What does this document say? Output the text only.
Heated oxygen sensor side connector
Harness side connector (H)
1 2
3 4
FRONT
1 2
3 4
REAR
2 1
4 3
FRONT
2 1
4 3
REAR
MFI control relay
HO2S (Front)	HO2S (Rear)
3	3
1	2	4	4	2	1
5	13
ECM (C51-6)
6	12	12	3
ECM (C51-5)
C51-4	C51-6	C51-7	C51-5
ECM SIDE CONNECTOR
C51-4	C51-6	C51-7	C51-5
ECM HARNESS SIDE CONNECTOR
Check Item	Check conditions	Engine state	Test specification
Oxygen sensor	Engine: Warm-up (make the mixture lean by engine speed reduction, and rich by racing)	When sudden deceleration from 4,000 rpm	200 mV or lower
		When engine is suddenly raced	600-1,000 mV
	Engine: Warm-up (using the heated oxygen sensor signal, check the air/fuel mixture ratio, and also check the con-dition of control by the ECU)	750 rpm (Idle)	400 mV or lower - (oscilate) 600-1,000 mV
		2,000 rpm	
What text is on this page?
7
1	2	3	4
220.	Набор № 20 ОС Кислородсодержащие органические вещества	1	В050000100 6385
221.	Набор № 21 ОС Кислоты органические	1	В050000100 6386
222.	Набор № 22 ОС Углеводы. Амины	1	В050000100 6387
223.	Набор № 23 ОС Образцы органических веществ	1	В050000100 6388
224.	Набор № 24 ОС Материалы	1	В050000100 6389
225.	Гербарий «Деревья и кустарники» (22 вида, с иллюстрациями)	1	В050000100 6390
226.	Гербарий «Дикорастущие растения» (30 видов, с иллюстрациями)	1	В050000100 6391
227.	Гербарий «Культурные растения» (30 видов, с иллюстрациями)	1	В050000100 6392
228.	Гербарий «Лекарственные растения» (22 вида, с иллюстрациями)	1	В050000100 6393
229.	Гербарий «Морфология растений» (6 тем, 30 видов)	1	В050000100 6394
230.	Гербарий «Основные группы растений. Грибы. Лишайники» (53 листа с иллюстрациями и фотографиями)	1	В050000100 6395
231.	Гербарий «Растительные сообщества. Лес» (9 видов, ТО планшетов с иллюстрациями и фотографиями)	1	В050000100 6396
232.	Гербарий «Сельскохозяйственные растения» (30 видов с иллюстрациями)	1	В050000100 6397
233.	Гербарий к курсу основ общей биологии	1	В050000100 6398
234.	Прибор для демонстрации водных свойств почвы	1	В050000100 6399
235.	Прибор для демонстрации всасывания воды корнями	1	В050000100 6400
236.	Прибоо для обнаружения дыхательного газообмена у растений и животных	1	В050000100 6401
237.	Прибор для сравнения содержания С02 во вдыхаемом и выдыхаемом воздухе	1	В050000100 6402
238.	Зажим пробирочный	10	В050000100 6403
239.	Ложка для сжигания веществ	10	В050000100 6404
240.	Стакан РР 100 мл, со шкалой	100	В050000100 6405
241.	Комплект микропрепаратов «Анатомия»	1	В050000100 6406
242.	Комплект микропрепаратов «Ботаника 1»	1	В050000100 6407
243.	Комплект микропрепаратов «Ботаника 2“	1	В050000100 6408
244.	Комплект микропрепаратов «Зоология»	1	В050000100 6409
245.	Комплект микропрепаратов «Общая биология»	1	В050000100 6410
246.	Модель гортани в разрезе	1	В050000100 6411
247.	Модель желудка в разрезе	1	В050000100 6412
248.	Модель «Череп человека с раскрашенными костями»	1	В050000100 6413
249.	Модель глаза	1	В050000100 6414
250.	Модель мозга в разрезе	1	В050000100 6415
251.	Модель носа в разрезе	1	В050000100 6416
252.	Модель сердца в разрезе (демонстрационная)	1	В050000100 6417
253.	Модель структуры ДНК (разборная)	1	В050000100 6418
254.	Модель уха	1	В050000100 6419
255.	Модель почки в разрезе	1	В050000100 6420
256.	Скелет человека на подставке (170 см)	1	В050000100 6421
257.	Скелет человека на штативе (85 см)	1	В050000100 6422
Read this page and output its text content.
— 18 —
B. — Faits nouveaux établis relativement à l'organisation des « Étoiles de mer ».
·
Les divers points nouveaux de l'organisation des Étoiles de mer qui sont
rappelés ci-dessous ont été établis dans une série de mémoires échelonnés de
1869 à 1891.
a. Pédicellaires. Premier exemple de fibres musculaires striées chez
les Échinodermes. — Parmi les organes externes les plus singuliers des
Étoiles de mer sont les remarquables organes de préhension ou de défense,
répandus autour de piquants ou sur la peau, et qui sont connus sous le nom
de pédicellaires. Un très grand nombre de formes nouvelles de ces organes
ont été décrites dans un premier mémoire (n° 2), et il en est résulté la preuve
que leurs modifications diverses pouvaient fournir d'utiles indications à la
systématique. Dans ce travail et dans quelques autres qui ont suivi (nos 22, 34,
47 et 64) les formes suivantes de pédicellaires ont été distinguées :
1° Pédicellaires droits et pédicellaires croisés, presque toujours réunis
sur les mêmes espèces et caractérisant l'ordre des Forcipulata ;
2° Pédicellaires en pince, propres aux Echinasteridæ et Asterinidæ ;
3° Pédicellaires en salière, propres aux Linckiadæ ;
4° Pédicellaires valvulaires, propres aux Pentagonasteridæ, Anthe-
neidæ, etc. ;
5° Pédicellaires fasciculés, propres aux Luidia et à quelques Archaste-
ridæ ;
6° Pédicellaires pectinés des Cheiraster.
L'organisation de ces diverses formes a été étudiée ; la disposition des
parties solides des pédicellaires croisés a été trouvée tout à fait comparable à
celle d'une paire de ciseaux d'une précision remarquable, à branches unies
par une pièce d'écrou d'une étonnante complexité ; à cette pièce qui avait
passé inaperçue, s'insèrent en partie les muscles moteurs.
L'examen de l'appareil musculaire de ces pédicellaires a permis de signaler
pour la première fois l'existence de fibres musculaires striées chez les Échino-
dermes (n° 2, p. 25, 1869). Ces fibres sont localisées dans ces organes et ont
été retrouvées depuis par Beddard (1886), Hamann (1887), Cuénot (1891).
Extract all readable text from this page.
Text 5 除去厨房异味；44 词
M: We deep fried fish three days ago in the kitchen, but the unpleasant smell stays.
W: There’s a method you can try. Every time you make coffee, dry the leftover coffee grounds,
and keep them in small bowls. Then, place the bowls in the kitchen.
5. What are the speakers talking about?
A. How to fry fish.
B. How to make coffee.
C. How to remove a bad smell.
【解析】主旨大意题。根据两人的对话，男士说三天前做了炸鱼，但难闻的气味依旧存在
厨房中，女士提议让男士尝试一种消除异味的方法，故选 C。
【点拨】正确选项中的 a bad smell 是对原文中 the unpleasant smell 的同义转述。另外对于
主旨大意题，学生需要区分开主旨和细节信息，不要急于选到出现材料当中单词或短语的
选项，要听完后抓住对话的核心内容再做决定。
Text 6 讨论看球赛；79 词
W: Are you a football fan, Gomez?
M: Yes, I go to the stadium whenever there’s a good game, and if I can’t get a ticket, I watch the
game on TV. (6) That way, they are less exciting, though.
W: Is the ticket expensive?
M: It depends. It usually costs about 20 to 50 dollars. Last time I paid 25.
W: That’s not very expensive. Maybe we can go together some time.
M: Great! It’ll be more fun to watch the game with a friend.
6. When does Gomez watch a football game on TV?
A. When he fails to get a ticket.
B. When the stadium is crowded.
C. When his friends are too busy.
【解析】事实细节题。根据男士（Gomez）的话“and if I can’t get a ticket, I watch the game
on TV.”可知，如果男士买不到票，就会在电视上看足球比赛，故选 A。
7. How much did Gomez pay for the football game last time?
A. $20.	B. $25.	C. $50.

**Requirements:** Write out every record verbatim.

**Correct result:**
What does this document say? Output the text only.
Heated oxygen sensor side connector
Harness side connector (H)
1 2
3 4
FRONT
1 2
3 4
REAR
2 1
4 3
FRONT
2 1
4 3
REAR
MFI control relay
HO2S (Front)	HO2S (Rear)
3	3
1	2	4	4	2	1
5	13
ECM (C51-6)
6	12	12	3
ECM (C51-5)
C51-4	C51-6	C51-7	C51-5
ECM SIDE CONNECTOR
C51-4	C51-6	C51-7	C51-5
ECM HARNESS SIDE CONNECTOR
Check Item	Check conditions	Engine state	Test specification
Oxygen sensor	Engine: Warm-up (make the mixture lean by engine speed reduction, and rich by racing)	When sudden deceleration from 4,000 rpm	200 mV or lower
		When engine is suddenly raced	600-1,000 mV
	Engine: Warm-up (using the heated oxygen sensor signal, check the air/fuel mixture ratio, and also check the con-dition of control by the ECU)	750 rpm (Idle)	400 mV or lower - (oscilate) 600-1,000 mV
		2,000 rpm	
What text is on this page?
7
1	2	3	4
220.	Набор № 20 ОС Кислородсодержащие органические вещества	1	В050000100 6385
221.	Набор № 21 ОС Кислоты органические	1	В050000100 6386
222.	Набор № 22 ОС Углеводы. Амины	1	В050000100 6387
223.	Набор № 23 ОС Образцы органических веществ	1	В050000100 6388
224.	Набор № 24 ОС Материалы	1	В050000100 6389
225.	Гербарий «Деревья и кустарники» (22 вида, с иллюстрациями)	1	В050000100 6390
226.	Гербарий «Дикорастущие растения» (30 видов, с иллюстрациями)	1	В050000100 6391
227.	Гербарий «Культурные растения» (30 видов, с иллюстрациями)	1	В050000100 6392
228.	Гербарий «Лекарственные растения» (22 вида, с иллюстрациями)	1	В050000100 6393
229.	Гербарий «Морфология растений» (6 тем, 30 видов)	1	В050000100 6394
230.	Гербарий «Основные группы растений. Грибы. Лишайники» (53 листа с иллюстрациями и фотографиями)	1	В050000100 6395
231.	Гербарий «Растительные сообщества. Лес» (9 видов, ТО планшетов с иллюстрациями и фотографиями)	1	В050000100 6396
232.	Гербарий «Сельскохозяйственные растения» (30 видов с иллюстрациями)	1	В050000100 6397
233.	Гербарий к курсу основ общей биологии	1	В050000100 6398
234.	Прибор для демонстрации водных свойств почвы	1	В050000100 6399
235.	Прибор для демонстрации всасывания воды корнями	1	В050000100 6400
236.	Прибоо для обнаружения дыхательного газообмена у растений и животных	1	В050000100 6401
237.	Прибор для сравнения содержания С02 во вдыхаемом и выдыхаемом воздухе	1	В050000100 6402
238.	Зажим пробирочный	10	В050000100 6403
239.	Ложка для сжигания веществ	10	В050000100 6404
240.	Стакан РР 100 мл, со шкалой	100	В050000100 6405
241.	Комплект микропрепаратов «Анатомия»	1	В050000100 6406
242.	Комплект микропрепаратов «Ботаника 1»	1	В050000100 6407
243.	Комплект микропрепаратов «Ботаника 2“	1	В050000100 6408
244.	Комплект микропрепаратов «Зоология»	1	В050000100 6409
245.	Комплект микропрепаратов «Общая биология»	1	В050000100 6410
246.	Модель гортани в разрезе	1	В050000100 6411
247.	Модель желудка в разрезе	1	В050000100 6412
248.	Модель «Череп человека с раскрашенными костями»	1	В050000100 6413
249.	Модель глаза	1	В050000100 6414
250.	Модель мозга в разрезе	1	В050000100 6415
251.	Модель носа в разрезе	1	В050000100 6416
252.	Модель сердца в разрезе (демонстрационная)	1	В050000100 6417
253.	Модель структуры ДНК (разборная)	1	В050000100 6418
254.	Модель уха	1	В050000100 6419
255.	Модель почки в разрезе	1	В050000100 6420
256.	Скелет человека на подставке (170 см)	1	В050000100 6421
257.	Скелет человека на штативе (85 см)	1	В050000100 6422
Read this page and output its text content.
— 18 —
B. — Faits nouveaux établis relativement à l'organisation des « Étoiles de mer ».
·
Les divers points nouveaux de l'organisation des Étoiles de mer qui sont
rappelés ci-dessous ont été établis dans une série de mémoires échelonnés de
1869 à 1891.
a. Pédicellaires. Premier exemple de fibres musculaires striées chez
les Échinodermes. — Parmi les organes externes les plus singuliers des
Étoiles de mer sont les remarquables organes de préhension ou de défense,
répandus autour de piquants ou sur la peau, et qui sont connus sous le nom
de pédicellaires. Un très grand nombre de formes nouvelles de ces organes
ont été décrites dans un premier mémoire (n° 2), et il en est résulté la preuve
que leurs modifications diverses pouvaient fournir d'utiles indications à la
systématique. Dans ce travail et dans quelques autres qui ont suivi (nos 22, 34,
47 et 64) les formes suivantes de pédicellaires ont été distinguées :
1° Pédicellaires droits et pédicellaires croisés, presque toujours réunis
sur les mêmes espèces et caractérisant l'ordre des Forcipulata ;
2° Pédicellaires en pince, propres aux Echinasteridæ et Asterinidæ ;
3° Pédicellaires en salière, propres aux Linckiadæ ;
4° Pédicellaires valvulaires, propres aux Pentagonasteridæ, Anthe-
neidæ, etc. ;
5° Pédicellaires fasciculés, propres aux Luidia et à quelques Archaste-
ridæ ;
6° Pédicellaires pectinés des Cheiraster.
L'organisation de ces diverses formes a été étudiée ; la disposition des
parties solides des pédicellaires croisés a été trouvée tout à fait comparable à
celle d'une paire de ciseaux d'une précision remarquable, à branches unies
par une pièce d'écrou d'une étonnante complexité ; à cette pièce qui avait
passé inaperçue, s'insèrent en partie les muscles moteurs.
L'examen de l'appareil musculaire de ces pédicellaires a permis de signaler
pour la première fois l'existence de fibres musculaires striées chez les Échino-
dermes (n° 2, p. 25, 1869). Ces fibres sont localisées dans ces organes et ont
été retrouvées depuis par Beddard (1886), Hamann (1887), Cuénot (1891).
Extract all readable text from this page.
Text 5 除去厨房异味；44 词
M: We deep fried fish three days ago in the kitchen, but the unpleasant smell stays.
W: There’s a method you can try. Every time you make coffee, dry the leftover coffee grounds,
and keep them in small bowls. Then, place the bowls in the kitchen.
5. What are the speakers talking about?
A. How to fry fish.
B. How to make coffee.
C. How to remove a bad smell.
【解析】主旨大意题。根据两人的对话，男士说三天前做了炸鱼，但难闻的气味依旧存在
厨房中，女士提议让男士尝试一种消除异味的方法，故选 C。
【点拨】正确选项中的 a bad smell 是对原文中 the unpleasant smell 的同义转述。另外对于
主旨大意题，学生需要区分开主旨和细节信息，不要急于选到出现材料当中单词或短语的
选项，要听完后抓住对话的核心内容再做决定。
Text 6 讨论看球赛；79 词
W: Are you a football fan, Gomez?
M: Yes, I go to the stadium whenever there’s a good game, and if I can’t get a ticket, I watch the
game on TV. (6) That way, they are less exciting, though.
W: Is the ticket expensive?
M: It depends. It usually costs about 20 to 50 dollars. Last time I paid 25.
W: That’s not very expensive. Maybe we can go together some time.
M: Great! It’ll be more fun to watch the game with a friend.
6. When does Gomez watch a football game on TV?
A. When he fails to get a ticket.
B. When the stadium is crowded.
C. When his friends are too busy.
【解析】事实细节题。根据男士（Gomez）的话“and if I can’t get a ticket, I watch the game
on TV.”可知，如果男士买不到票，就会在电视上看足球比赛，故选 A。
7. How much did Gomez pay for the football game last time?
A. $20.	B. $25.	C. $50.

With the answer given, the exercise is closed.